## [GIVEN RECORDS]
━━━━━━━━
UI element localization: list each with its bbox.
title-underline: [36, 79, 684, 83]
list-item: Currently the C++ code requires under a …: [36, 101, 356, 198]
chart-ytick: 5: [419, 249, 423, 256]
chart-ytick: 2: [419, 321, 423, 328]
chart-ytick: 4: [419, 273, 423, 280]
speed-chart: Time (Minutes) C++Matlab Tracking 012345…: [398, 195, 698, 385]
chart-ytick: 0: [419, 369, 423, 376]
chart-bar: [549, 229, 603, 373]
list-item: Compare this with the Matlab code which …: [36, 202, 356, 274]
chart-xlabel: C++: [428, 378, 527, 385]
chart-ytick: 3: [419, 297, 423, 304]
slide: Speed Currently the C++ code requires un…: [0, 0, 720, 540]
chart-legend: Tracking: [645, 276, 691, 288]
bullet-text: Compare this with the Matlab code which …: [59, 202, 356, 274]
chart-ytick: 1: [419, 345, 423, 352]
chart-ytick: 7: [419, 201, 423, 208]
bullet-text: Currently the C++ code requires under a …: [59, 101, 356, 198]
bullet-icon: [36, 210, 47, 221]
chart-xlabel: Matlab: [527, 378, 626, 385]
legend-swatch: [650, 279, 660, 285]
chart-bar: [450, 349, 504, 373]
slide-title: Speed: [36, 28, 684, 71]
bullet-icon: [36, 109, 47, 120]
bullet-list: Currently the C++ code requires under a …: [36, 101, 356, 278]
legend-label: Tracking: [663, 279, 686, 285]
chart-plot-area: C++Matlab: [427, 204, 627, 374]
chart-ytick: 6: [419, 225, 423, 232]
━━━━━━━━
## [THE EXERCISE]
Convert every line of the data above into a JSON list of strings, one string per line, and omit any blank lines.

## [THE SOLUTION]
[
  "UI element localization: list each with its bbox.",
  "title-underline: [36, 79, 684, 83]",
  "list-item: Currently the C++ code requires under a …: [36, 101, 356, 198]",
  "chart-ytick: 5: [419, 249, 423, 256]",
  "chart-ytick: 2: [419, 321, 423, 328]",
  "chart-ytick: 4: [419, 273, 423, 280]",
  "speed-chart: Time (Minutes) C++Matlab Tracking 012345…: [398, 195, 698, 385]",
  "chart-ytick: 0: [419, 369, 423, 376]",
  "chart-bar: [549, 229, 603, 373]",
  "list-item: Compare this with the Matlab code which …: [36, 202, 356, 274]",
  "chart-xlabel: C++: [428, 378, 527, 385]",
  "chart-ytick: 3: [419, 297, 423, 304]",
  "slide: Speed Currently the C++ code requires un…: [0, 0, 720, 540]",
  "chart-legend: Tracking: [645, 276, 691, 288]",
  "bullet-text: Compare this with the Matlab code which …: [59, 202, 356, 274]",
  "chart-ytick: 1: [419, 345, 423, 352]",
  "chart-ytick: 7: [419, 201, 423, 208]",
  "bullet-text: Currently the C++ code requires under a …: [59, 101, 356, 198]",
  "bullet-icon: [36, 210, 47, 221]",
  "chart-xlabel: Matlab: [527, 378, 626, 385]",
  "legend-swatch: [650, 279, 660, 285]",
  "chart-bar: [450, 349, 504, 373]",
  "slide-title: Speed: [36, 28, 684, 71]",
  "bullet-icon: [36, 109, 47, 120]",
  "bullet-list: Currently the C++ code requires under a …: [36, 101, 356, 278]",
  "legend-label: Tracking: [663, 279, 686, 285]",
  "chart-plot-area: C++Matlab: [427, 204, 627, 374]",
  "chart-ytick: 6: [419, 225, 423, 232]"
]